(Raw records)
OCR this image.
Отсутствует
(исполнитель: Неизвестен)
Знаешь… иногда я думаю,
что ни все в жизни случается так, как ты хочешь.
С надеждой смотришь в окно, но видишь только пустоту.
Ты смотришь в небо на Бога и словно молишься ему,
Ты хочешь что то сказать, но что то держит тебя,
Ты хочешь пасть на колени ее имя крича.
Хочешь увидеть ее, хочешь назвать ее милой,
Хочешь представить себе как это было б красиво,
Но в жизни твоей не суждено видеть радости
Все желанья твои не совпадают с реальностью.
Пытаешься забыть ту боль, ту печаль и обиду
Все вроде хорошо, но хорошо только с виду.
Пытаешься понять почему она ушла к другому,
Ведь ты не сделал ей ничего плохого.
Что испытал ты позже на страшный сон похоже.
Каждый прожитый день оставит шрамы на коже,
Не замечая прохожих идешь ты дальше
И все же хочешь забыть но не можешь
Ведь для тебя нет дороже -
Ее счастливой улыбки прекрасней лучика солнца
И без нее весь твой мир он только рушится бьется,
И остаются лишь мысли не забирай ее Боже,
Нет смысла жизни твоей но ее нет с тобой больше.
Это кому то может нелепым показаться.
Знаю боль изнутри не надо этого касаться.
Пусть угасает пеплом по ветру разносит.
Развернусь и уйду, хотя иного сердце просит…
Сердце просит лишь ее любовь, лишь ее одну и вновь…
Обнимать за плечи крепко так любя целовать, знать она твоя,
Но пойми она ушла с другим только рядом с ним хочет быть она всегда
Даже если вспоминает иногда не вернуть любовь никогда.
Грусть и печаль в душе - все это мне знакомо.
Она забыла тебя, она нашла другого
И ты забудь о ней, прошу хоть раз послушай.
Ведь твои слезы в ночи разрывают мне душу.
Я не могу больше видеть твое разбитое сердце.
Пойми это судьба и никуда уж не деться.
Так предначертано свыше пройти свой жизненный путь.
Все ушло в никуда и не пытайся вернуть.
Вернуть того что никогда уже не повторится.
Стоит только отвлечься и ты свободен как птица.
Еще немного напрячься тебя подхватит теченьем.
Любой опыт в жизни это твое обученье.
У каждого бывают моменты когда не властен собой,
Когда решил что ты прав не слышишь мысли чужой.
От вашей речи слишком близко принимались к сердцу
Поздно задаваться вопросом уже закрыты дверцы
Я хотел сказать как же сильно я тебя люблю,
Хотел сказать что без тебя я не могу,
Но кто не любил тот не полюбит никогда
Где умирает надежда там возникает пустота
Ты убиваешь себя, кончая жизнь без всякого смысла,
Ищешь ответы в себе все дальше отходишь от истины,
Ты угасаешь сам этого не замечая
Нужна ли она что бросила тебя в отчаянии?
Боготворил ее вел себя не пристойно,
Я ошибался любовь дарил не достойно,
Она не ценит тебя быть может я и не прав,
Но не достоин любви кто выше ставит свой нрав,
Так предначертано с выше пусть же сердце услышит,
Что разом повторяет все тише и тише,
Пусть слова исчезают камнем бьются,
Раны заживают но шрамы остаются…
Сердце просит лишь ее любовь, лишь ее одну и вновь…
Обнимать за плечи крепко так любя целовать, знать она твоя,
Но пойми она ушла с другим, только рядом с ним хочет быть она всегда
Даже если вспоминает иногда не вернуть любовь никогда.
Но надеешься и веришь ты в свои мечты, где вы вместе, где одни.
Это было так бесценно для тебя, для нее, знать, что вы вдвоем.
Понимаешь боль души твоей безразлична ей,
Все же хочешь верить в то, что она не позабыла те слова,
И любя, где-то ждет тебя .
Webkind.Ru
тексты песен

* [Do this]: Show the lines of the data that hold the word "Ведь".

* [Output for this exercise]:
Ведь ты не сделал ей ничего плохого.
Ведь для тебя нет дороже -
Ведь твои слезы в ночи разрывают мне душу.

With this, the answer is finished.